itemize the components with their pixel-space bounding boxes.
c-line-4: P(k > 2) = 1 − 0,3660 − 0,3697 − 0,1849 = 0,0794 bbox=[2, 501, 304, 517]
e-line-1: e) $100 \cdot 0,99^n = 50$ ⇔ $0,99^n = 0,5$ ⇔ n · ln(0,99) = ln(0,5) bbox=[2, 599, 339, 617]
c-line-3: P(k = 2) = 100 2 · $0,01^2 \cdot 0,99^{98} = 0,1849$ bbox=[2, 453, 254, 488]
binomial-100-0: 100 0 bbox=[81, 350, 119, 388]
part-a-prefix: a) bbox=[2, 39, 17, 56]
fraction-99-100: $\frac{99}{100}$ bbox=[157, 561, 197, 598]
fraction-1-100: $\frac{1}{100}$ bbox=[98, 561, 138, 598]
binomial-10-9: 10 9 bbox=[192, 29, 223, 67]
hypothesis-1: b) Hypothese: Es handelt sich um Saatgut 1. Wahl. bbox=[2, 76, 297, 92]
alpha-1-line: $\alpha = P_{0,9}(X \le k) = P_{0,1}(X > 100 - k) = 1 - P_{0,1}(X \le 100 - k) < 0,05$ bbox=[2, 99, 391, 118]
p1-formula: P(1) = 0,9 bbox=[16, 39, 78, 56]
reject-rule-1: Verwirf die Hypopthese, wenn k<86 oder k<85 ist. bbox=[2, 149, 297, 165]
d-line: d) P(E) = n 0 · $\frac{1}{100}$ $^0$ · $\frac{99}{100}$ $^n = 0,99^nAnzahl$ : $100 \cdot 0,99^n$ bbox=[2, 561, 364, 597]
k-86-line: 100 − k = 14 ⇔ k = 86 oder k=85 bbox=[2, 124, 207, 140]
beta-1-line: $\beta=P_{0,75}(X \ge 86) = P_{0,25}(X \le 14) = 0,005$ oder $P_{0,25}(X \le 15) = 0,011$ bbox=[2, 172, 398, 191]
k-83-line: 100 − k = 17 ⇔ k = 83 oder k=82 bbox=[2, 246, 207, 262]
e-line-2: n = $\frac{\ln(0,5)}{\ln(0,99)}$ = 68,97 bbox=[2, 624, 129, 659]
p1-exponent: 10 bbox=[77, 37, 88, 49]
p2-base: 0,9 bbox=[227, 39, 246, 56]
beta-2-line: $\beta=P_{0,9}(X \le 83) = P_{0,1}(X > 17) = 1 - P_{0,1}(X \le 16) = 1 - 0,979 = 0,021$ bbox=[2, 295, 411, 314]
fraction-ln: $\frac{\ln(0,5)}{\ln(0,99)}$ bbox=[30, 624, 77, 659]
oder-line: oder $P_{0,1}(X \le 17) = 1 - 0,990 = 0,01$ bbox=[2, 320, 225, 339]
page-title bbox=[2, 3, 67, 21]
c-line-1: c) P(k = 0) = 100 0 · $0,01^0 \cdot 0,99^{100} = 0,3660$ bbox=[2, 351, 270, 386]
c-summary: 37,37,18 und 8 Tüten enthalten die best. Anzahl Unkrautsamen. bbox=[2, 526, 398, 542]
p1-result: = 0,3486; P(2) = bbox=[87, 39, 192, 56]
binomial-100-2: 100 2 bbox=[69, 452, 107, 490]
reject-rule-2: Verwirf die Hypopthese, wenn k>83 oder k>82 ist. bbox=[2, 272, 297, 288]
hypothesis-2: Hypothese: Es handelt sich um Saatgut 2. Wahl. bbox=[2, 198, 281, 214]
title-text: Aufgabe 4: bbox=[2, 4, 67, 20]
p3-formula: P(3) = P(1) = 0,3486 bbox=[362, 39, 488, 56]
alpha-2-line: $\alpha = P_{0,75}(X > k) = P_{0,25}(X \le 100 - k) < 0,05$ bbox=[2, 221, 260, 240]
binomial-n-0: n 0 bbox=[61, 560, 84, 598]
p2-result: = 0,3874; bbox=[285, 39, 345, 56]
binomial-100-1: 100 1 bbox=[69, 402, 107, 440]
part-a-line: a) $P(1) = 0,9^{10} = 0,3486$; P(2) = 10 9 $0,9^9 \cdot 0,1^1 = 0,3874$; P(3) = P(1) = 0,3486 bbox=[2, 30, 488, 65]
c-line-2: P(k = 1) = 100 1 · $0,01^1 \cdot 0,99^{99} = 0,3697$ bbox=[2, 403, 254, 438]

**Set exercise:** Reproduce every line of the entry above verbatim, keeping each character, symbol and number unchanged.

**Reply to the exercise:**
itemize the components with their pixel-space bounding boxes.
c-line-4: P(k > 2) = 1 − 0,3660 − 0,3697 − 0,1849 = 0,0794 bbox=[2, 501, 304, 517]
e-line-1: e) $100 \cdot 0,99^n = 50$ ⇔ $0,99^n = 0,5$ ⇔ n · ln(0,99) = ln(0,5) bbox=[2, 599, 339, 617]
c-line-3: P(k = 2) = 100 2 · $0,01^2 \cdot 0,99^{98} = 0,1849$ bbox=[2, 453, 254, 488]
binomial-100-0: 100 0 bbox=[81, 350, 119, 388]
part-a-prefix: a) bbox=[2, 39, 17, 56]
fraction-99-100: $\frac{99}{100}$ bbox=[157, 561, 197, 598]
fraction-1-100: $\frac{1}{100}$ bbox=[98, 561, 138, 598]
binomial-10-9: 10 9 bbox=[192, 29, 223, 67]
hypothesis-1: b) Hypothese: Es handelt sich um Saatgut 1. Wahl. bbox=[2, 76, 297, 92]
alpha-1-line: $\alpha = P_{0,9}(X \le k) = P_{0,1}(X > 100 - k) = 1 - P_{0,1}(X \le 100 - k) < 0,05$ bbox=[2, 99, 391, 118]
p1-formula: P(1) = 0,9 bbox=[16, 39, 78, 56]
reject-rule-1: Verwirf die Hypopthese, wenn k<86 oder k<85 ist. bbox=[2, 149, 297, 165]
d-line: d) P(E) = n 0 · $\frac{1}{100}$ $^0$ · $\frac{99}{100}$ $^n = 0,99^nAnzahl$ : $100 \cdot 0,99^n$ bbox=[2, 561, 364, 597]
k-86-line: 100 − k = 14 ⇔ k = 86 oder k=85 bbox=[2, 124, 207, 140]
beta-1-line: $\beta=P_{0,75}(X \ge 86) = P_{0,25}(X \le 14) = 0,005$ oder $P_{0,25}(X \le 15) = 0,011$ bbox=[2, 172, 398, 191]
k-83-line: 100 − k = 17 ⇔ k = 83 oder k=82 bbox=[2, 246, 207, 262]
e-line-2: n = $\frac{\ln(0,5)}{\ln(0,99)}$ = 68,97 bbox=[2, 624, 129, 659]
p1-exponent: 10 bbox=[77, 37, 88, 49]
p2-base: 0,9 bbox=[227, 39, 246, 56]
beta-2-line: $\beta=P_{0,9}(X \le 83) = P_{0,1}(X > 17) = 1 - P_{0,1}(X \le 16) = 1 - 0,979 = 0,021$ bbox=[2, 295, 411, 314]
fraction-ln: $\frac{\ln(0,5)}{\ln(0,99)}$ bbox=[30, 624, 77, 659]
oder-line: oder $P_{0,1}(X \le 17) = 1 - 0,990 = 0,01$ bbox=[2, 320, 225, 339]
page-title bbox=[2, 3, 67, 21]
c-line-1: c) P(k = 0) = 100 0 · $0,01^0 \cdot 0,99^{100} = 0,3660$ bbox=[2, 351, 270, 386]
c-summary: 37,37,18 und 8 Tüten enthalten die best. Anzahl Unkrautsamen. bbox=[2, 526, 398, 542]
p1-result: = 0,3486; P(2) = bbox=[87, 39, 192, 56]
binomial-100-2: 100 2 bbox=[69, 452, 107, 490]
reject-rule-2: Verwirf die Hypopthese, wenn k>83 oder k>82 ist. bbox=[2, 272, 297, 288]
hypothesis-2: Hypothese: Es handelt sich um Saatgut 2. Wahl. bbox=[2, 198, 281, 214]
title-text: Aufgabe 4: bbox=[2, 4, 67, 20]
p3-formula: P(3) = P(1) = 0,3486 bbox=[362, 39, 488, 56]
alpha-2-line: $\alpha = P_{0,75}(X > k) = P_{0,25}(X \le 100 - k) < 0,05$ bbox=[2, 221, 260, 240]
binomial-n-0: n 0 bbox=[61, 560, 84, 598]
p2-result: = 0,3874; bbox=[285, 39, 345, 56]
binomial-100-1: 100 1 bbox=[69, 402, 107, 440]
part-a-line: a) $P(1) = 0,9^{10} = 0,3486$; P(2) = 10 9 $0,9^9 \cdot 0,1^1 = 0,3874$; P(3) = P(1) = 0,3486 bbox=[2, 30, 488, 65]
c-line-2: P(k = 1) = 100 1 · $0,01^1 \cdot 0,99^{99} = 0,3697$ bbox=[2, 403, 254, 438]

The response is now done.